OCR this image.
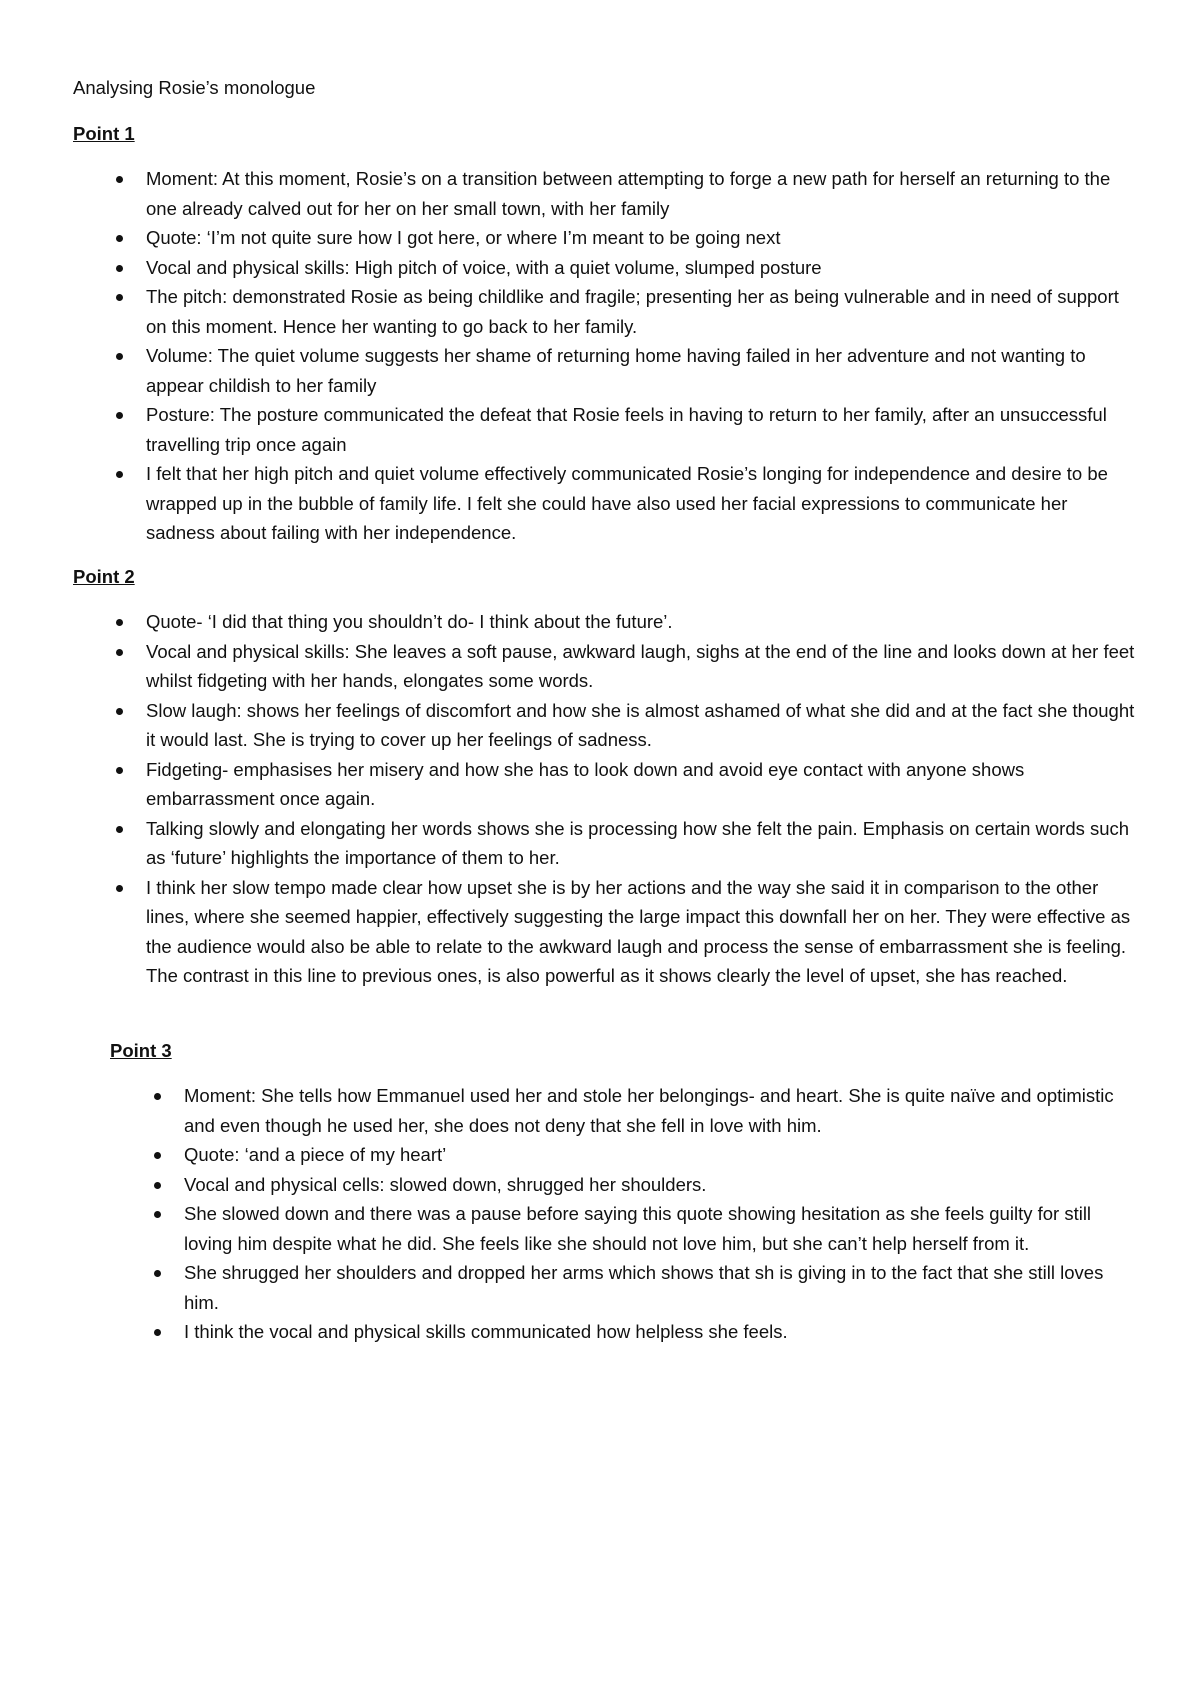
Analysing Rosie’s monologue
Point 1
Moment: At this moment, Rosie’s on a transition between attempting to forge a new path for herself an returning to the one already calved out for her on her small town, with her family
Quote: ‘I’m not quite sure how I got here, or where I’m meant to be going next
Vocal and physical skills: High pitch of voice, with a quiet volume, slumped posture
The pitch: demonstrated Rosie as being childlike and fragile; presenting her as being vulnerable and in need of support on this moment. Hence her wanting to go back to her family.
Volume: The quiet volume suggests her shame of returning home having failed in her adventure and not wanting to appear childish to her family
Posture: The posture communicated the defeat that Rosie feels in having to return to her family, after an unsuccessful travelling trip once again
I felt that her high pitch and quiet volume effectively communicated Rosie’s longing for independence and desire to be wrapped up in the bubble of family life. I felt she could have also used her facial expressions to communicate her sadness about failing with her independence.
Point 2
Quote- ‘I did that thing you shouldn’t do- I think about the future’.
Vocal and physical skills: She leaves a soft pause, awkward laugh, sighs at the end of the line and looks down at her feet whilst fidgeting with her hands, elongates some words.
Slow laugh: shows her feelings of discomfort and how she is almost ashamed of what she did and at the fact she thought it would last. She is trying to cover up her feelings of sadness.
Fidgeting- emphasises her misery and how she has to look down and avoid eye contact with anyone shows embarrassment once again.
Talking slowly and elongating her words shows she is processing how she felt the pain. Emphasis on certain words such as ‘future’ highlights the importance of them to her.
I think her slow tempo made clear how upset she is by her actions and the way she said it in comparison to the other lines, where she seemed happier, effectively suggesting the large impact this downfall her on her. They were effective as the audience would also be able to relate to the awkward laugh and process the sense of embarrassment she is feeling. The contrast in this line to previous ones, is also powerful as it shows clearly the level of upset, she has reached.
Point 3
Moment: She tells how Emmanuel used her and stole her belongings- and heart. She is quite naïve and optimistic and even though he used her, she does not deny that she fell in love with him.
Quote: ‘and a piece of my heart’
Vocal and physical cells: slowed down, shrugged her shoulders.
She slowed down and there was a pause before saying this quote showing hesitation as she feels guilty for still loving him despite what he did. She feels like she should not love him, but she can’t help herself from it.
She shrugged her shoulders and dropped her arms which shows that sh is giving in to the fact that she still loves him.
I think the vocal and physical skills communicated how helpless she feels.
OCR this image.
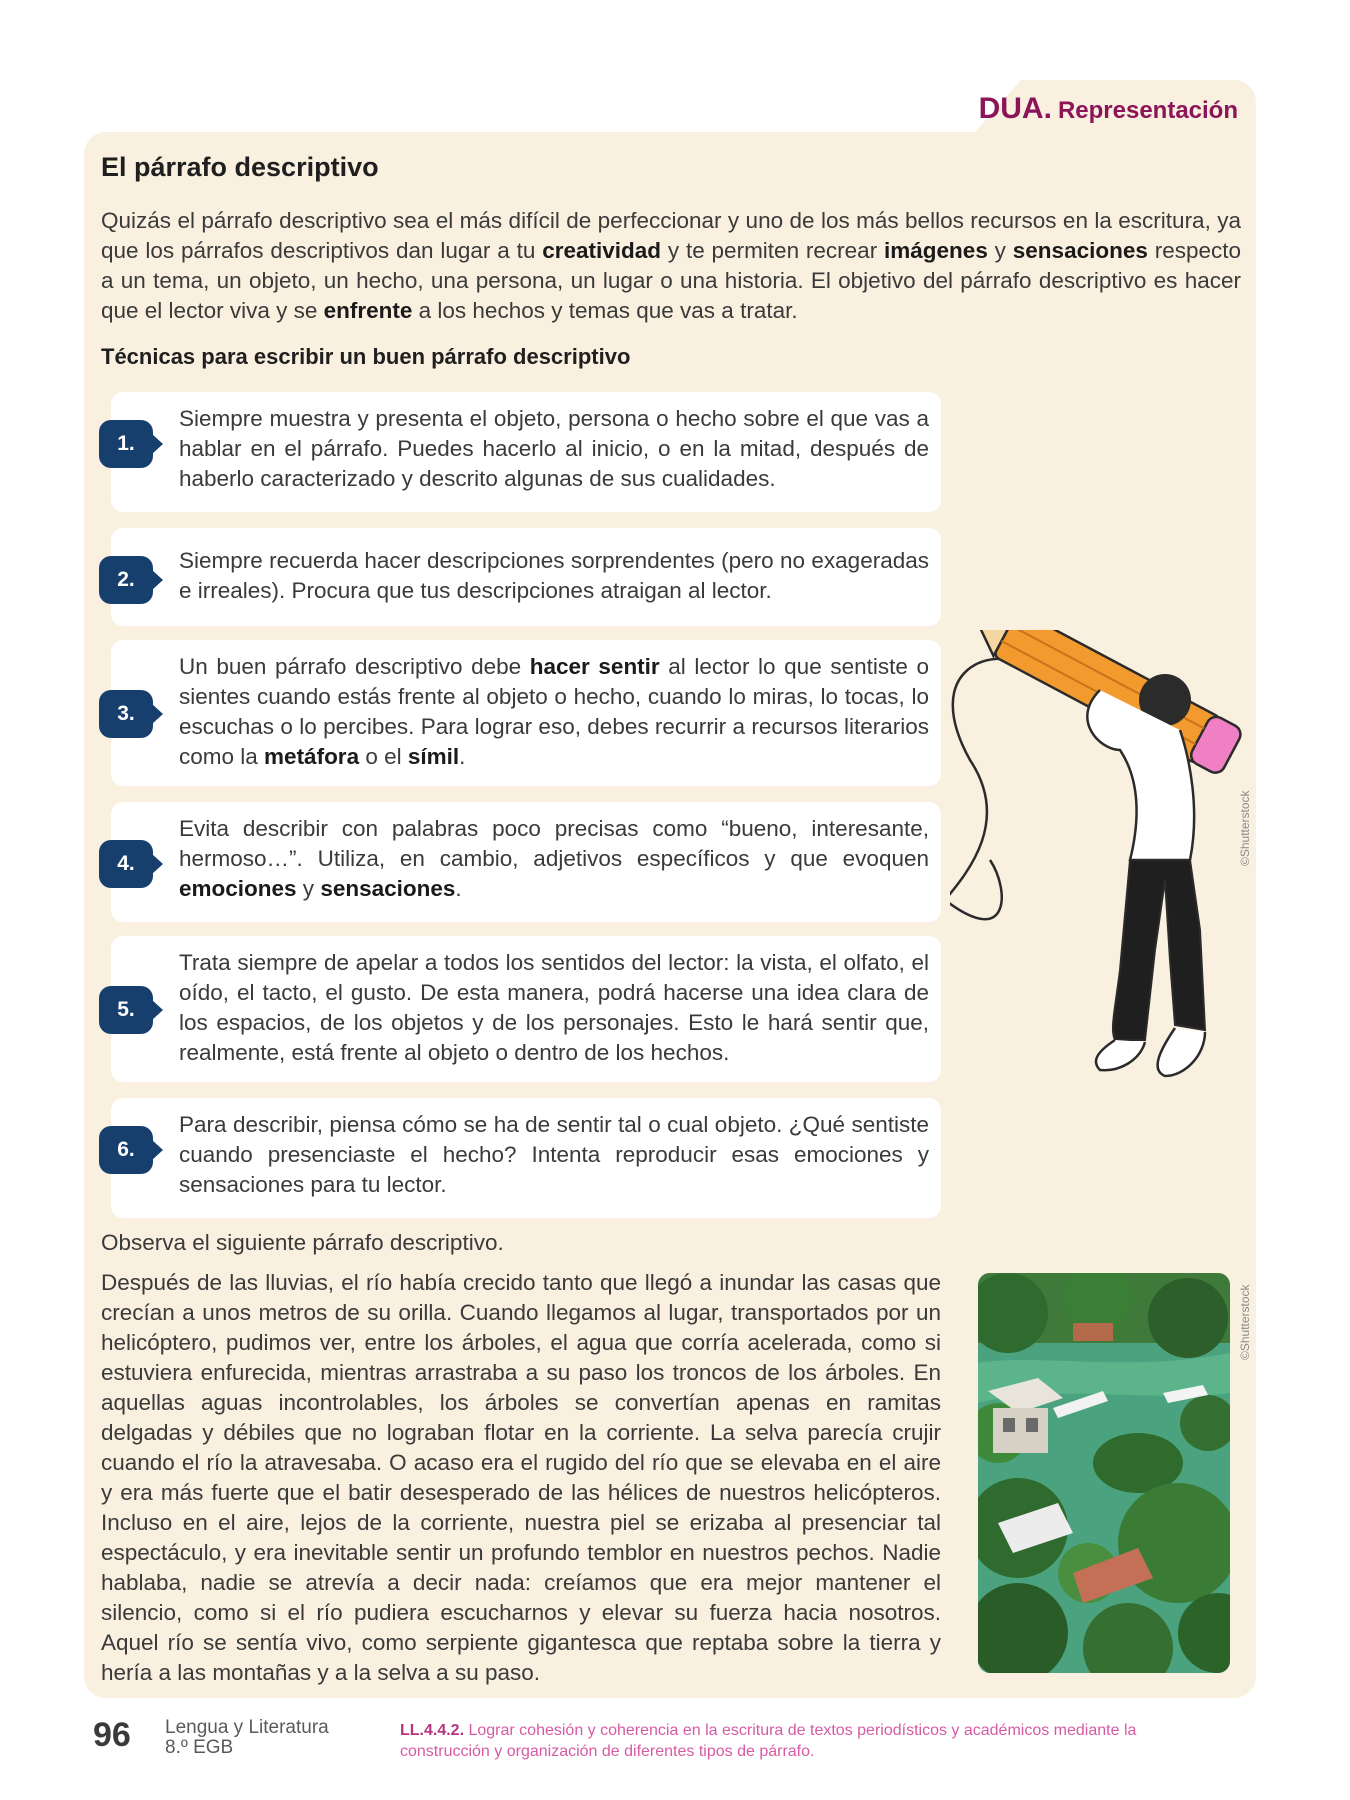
DUA. Representación
El párrafo descriptivo

Quizás el párrafo descriptivo sea el más difícil de perfeccionar y uno de los más bellos recursos en la escritura, ya que los párrafos descriptivos dan lugar a tu creatividad y te permiten recrear imágenes y sensaciones respecto a un tema, un objeto, un hecho, una persona, un lugar o una historia. El objetivo del párrafo descriptivo es hacer que el lector viva y se enfrente a los hechos y temas que vas a tratar.

Técnicas para escribir un buen párrafo descriptivo
1.

Siempre muestra y presenta el objeto, persona o hecho sobre el que vas a hablar en el párrafo. Puedes hacerlo al inicio, o en la mitad, después de haberlo caracterizado y descrito algunas de sus cualidades.

2.

Siempre recuerda hacer descripciones sorprendentes (pero no exageradas e irreales). Procura que tus descripciones atraigan al lector.

3.

Un buen párrafo descriptivo debe hacer sentir al lector lo que sentiste o sientes cuando estás frente al objeto o hecho, cuando lo miras, lo tocas, lo escuchas o lo percibes. Para lograr eso, debes recurrir a recursos literarios como la metáfora o el símil.

4.

Evita describir con palabras poco precisas como “bueno, interesante, hermoso…”. Utiliza, en cambio, adjetivos específicos y que evoquen emociones y sensaciones.

5.

Trata siempre de apelar a todos los sentidos del lector: la vista, el olfato, el oído, el tacto, el gusto. De esta manera, podrá hacerse una idea clara de los espacios, de los objetos y de los personajes. Esto le hará sentir que, realmente, está frente al objeto o dentro de los hechos.

6.

Para describir, piensa cómo se ha de sentir tal o cual objeto. ¿Qué sentiste cuando presenciaste el hecho? Intenta reproducir esas emociones y sensaciones para tu lector.

©Shutterstock
Observa el siguiente párrafo descriptivo.

Después de las lluvias, el río había crecido tanto que llegó a inundar las casas que crecían a unos metros de su orilla. Cuando llegamos al lugar, transportados por un helicóptero, pudimos ver, entre los árboles, el agua que corría acelerada, como si estuviera enfurecida, mientras arrastraba a su paso los troncos de los árboles. En aquellas aguas incontrolables, los árboles se convertían apenas en ramitas delgadas y débiles que no lograban flotar en la corriente. La selva parecía crujir cuando el río la atravesaba. O acaso era el rugido del río que se elevaba en el aire y era más fuerte que el batir desesperado de las hélices de nuestros helicópteros. Incluso en el aire, lejos de la corriente, nuestra piel se erizaba al presenciar tal espectáculo, y era inevitable sentir un profundo temblor en nuestros pechos. Nadie hablaba, nadie se atrevía a decir nada: creíamos que era mejor mantener el silencio, como si el río pudiera escucharnos y elevar su fuerza hacia nosotros. Aquel río se sentía vivo, como serpiente gigantesca que reptaba sobre la tierra y hería a las montañas y a la selva a su paso.

©Shutterstock
96 Lengua y Literatura
8.º EGB
LL.4.4.2. Lograr cohesión y coherencia en la escritura de textos periodísticos y académicos mediante la construcción y organización de diferentes tipos de párrafo.
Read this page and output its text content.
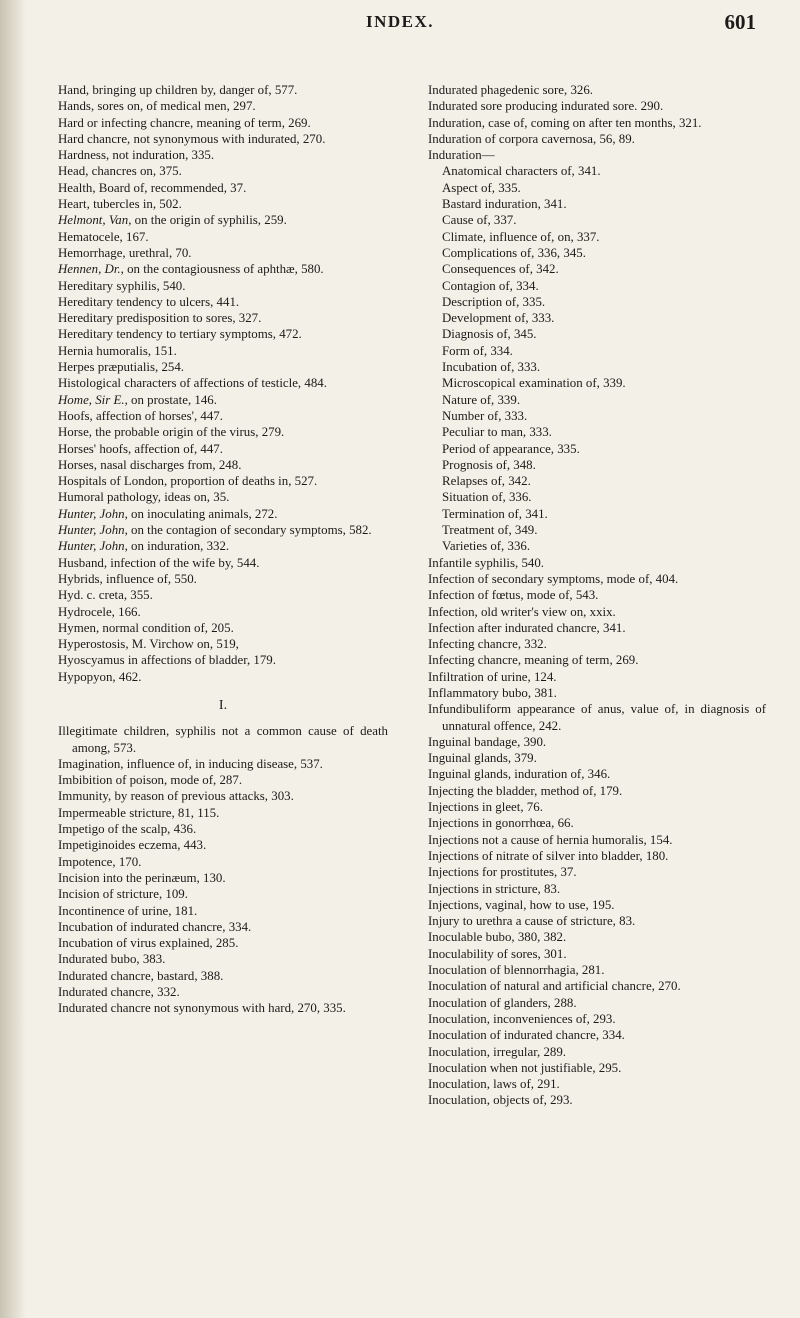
INDEX.	601

Hand, bringing up children by, danger of, 577.

Hands, sores on, of medical men, 297.

Hard or infecting chancre, meaning of term, 269.

Hard chancre, not synonymous with indurated, 270.

Hardness, not induration, 335.

Head, chancres on, 375.

Health, Board of, recommended, 37.

Heart, tubercles in, 502.

Helmont, Van, on the origin of syphilis, 259.

Hematocele, 167.

Hemorrhage, urethral, 70.

Hennen, Dr., on the contagiousness of aphthæ, 580.

Hereditary syphilis, 540.

Hereditary tendency to ulcers, 441.

Hereditary predisposition to sores, 327.

Hereditary tendency to tertiary symptoms, 472.

Hernia humoralis, 151.

Herpes præputialis, 254.

Histological characters of affections of testicle, 484.

Home, Sir E., on prostate, 146.

Hoofs, affection of horses', 447.

Horse, the probable origin of the virus, 279.

Horses' hoofs, affection of, 447.

Horses, nasal discharges from, 248.

Hospitals of London, proportion of deaths in, 527.

Humoral pathology, ideas on, 35.

Hunter, John, on inoculating animals, 272.

Hunter, John, on the contagion of secondary symptoms, 582.

Hunter, John, on induration, 332.

Husband, infection of the wife by, 544.

Hybrids, influence of, 550.

Hyd. c. creta, 355.

Hydrocele, 166.

Hymen, normal condition of, 205.

Hyperostosis, M. Virchow on, 519,

Hyoscyamus in affections of bladder, 179.

Hypopyon, 462.

I.

Illegitimate children, syphilis not a common cause of death among, 573.

Imagination, influence of, in inducing disease, 537.

Imbibition of poison, mode of, 287.

Immunity, by reason of previous attacks, 303.

Impermeable stricture, 81, 115.

Impetigo of the scalp, 436.

Impetiginoides eczema, 443.

Impotence, 170.

Incision into the perinæum, 130.

Incision of stricture, 109.

Incontinence of urine, 181.

Incubation of indurated chancre, 334.

Incubation of virus explained, 285.

Indurated bubo, 383.

Indurated chancre, bastard, 388.

Indurated chancre, 332.

Indurated chancre not synonymous with hard, 270, 335.

Indurated phagedenic sore, 326.

Indurated sore producing indurated sore. 290.

Induration, case of, coming on after ten months, 321.

Induration of corpora cavernosa, 56, 89.

Induration—

Anatomical characters of, 341.

Aspect of, 335.

Bastard induration, 341.

Cause of, 337.

Climate, influence of, on, 337.

Complications of, 336, 345.

Consequences of, 342.

Contagion of, 334.

Description of, 335.

Development of, 333.

Diagnosis of, 345.

Form of, 334.

Incubation of, 333.

Microscopical examination of, 339.

Nature of, 339.

Number of, 333.

Peculiar to man, 333.

Period of appearance, 335.

Prognosis of, 348.

Relapses of, 342.

Situation of, 336.

Termination of, 341.

Treatment of, 349.

Varieties of, 336.

Infantile syphilis, 540.

Infection of secondary symptoms, mode of, 404.

Infection of fœtus, mode of, 543.

Infection, old writer's view on, xxix.

Infection after indurated chancre, 341.

Infecting chancre, 332.

Infecting chancre, meaning of term, 269.

Infiltration of urine, 124.

Inflammatory bubo, 381.

Infundibuliform appearance of anus, value of, in diagnosis of unnatural offence, 242.

Inguinal bandage, 390.

Inguinal glands, 379.

Inguinal glands, induration of, 346.

Injecting the bladder, method of, 179.

Injections in gleet, 76.

Injections in gonorrhœa, 66.

Injections not a cause of hernia humoralis, 154.

Injections of nitrate of silver into bladder, 180.

Injections for prostitutes, 37.

Injections in stricture, 83.

Injections, vaginal, how to use, 195.

Injury to urethra a cause of stricture, 83.

Inoculable bubo, 380, 382.

Inoculability of sores, 301.

Inoculation of blennorrhagia, 281.

Inoculation of natural and artificial chancre, 270.

Inoculation of glanders, 288.

Inoculation, inconveniences of, 293.

Inoculation of indurated chancre, 334.

Inoculation, irregular, 289.

Inoculation when not justifiable, 295.

Inoculation, laws of, 291.

Inoculation, objects of, 293.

⁂

> **Problem**
Exactly how many lines in the data above contain the word "urine"? Respond with the number and nothing more.

> **Answer to the problem**
2